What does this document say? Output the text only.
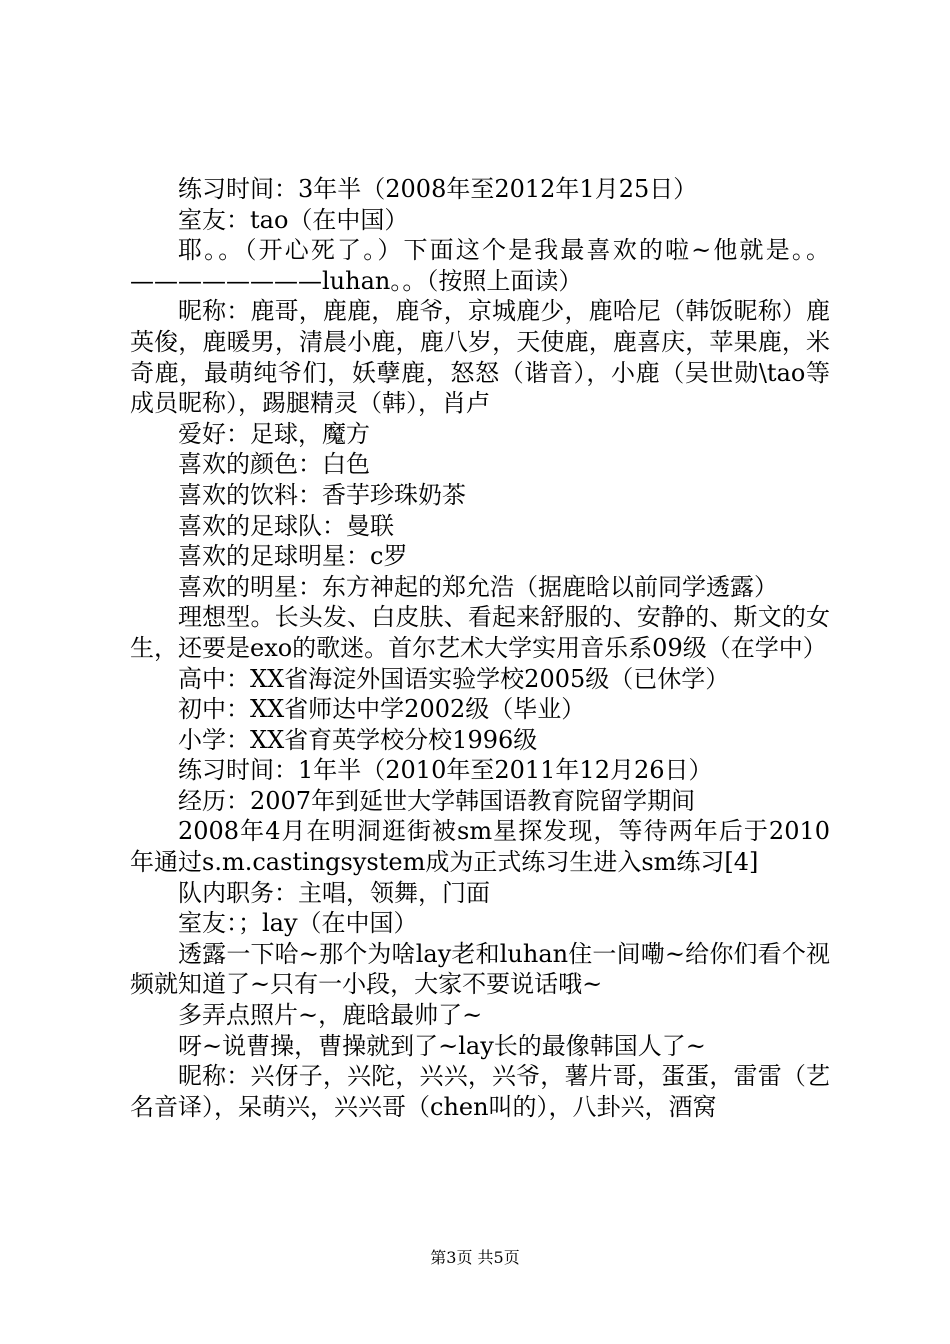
练习时间：3年半（2008年至2012年1月25日）

室友：tao（在中国）

耶。。（开心死了。）下面这个是我最喜欢的啦~他就是。。————————luhan。。（按照上面读）

昵称：鹿哥，鹿鹿，鹿爷，京城鹿少，鹿哈尼（韩饭昵称）鹿英俊，鹿暖男，清晨小鹿，鹿八岁，天使鹿，鹿喜庆，苹果鹿，米奇鹿，最萌纯爷们，妖孽鹿，怒怒（谐音），小鹿（吴世勋\tao等成员昵称），踢腿精灵（韩），肖卢

爱好：足球，魔方

喜欢的颜色：白色

喜欢的饮料：香芋珍珠奶茶

喜欢的足球队：曼联

喜欢的足球明星：c罗

喜欢的明星：东方神起的郑允浩（据鹿晗以前同学透露）

理想型。长头发、白皮肤、看起来舒服的、安静的、斯文的女生，还要是exo的歌迷。首尔艺术大学实用音乐系09级（在学中）

高中：XX省海淀外国语实验学校2005级（已休学）

初中：XX省师达中学2002级（毕业）

小学：XX省育英学校分校1996级

练习时间：1年半（2010年至2011年12月26日）

经历：2007年到延世大学韩国语教育院留学期间

2008年4月在明洞逛街被sm星探发现，等待两年后于2010年通过s.m.castingsystem成为正式练习生进入sm练习[4]

队内职务：主唱，领舞，门面

室友：；lay（在中国）

透露一下哈~那个为啥lay老和luhan住一间嘞~给你们看个视频就知道了~只有一小段，大家不要说话哦~

多弄点照片~，鹿晗最帅了~

呀~说曹操，曹操就到了~lay长的最像韩国人了~

昵称：兴伢子，兴陀，兴兴，兴爷，薯片哥，蛋蛋，雷雷（艺名音译），呆萌兴，兴兴哥（chen叫的），八卦兴，酒窝

第3页 共5页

> [Instruction]:
Extract from the data every line where "练习时间" shows up.

> [Output below]:
练习时间：3年半（2008年至2012年1月25日）
练习时间：1年半（2010年至2011年12月26日）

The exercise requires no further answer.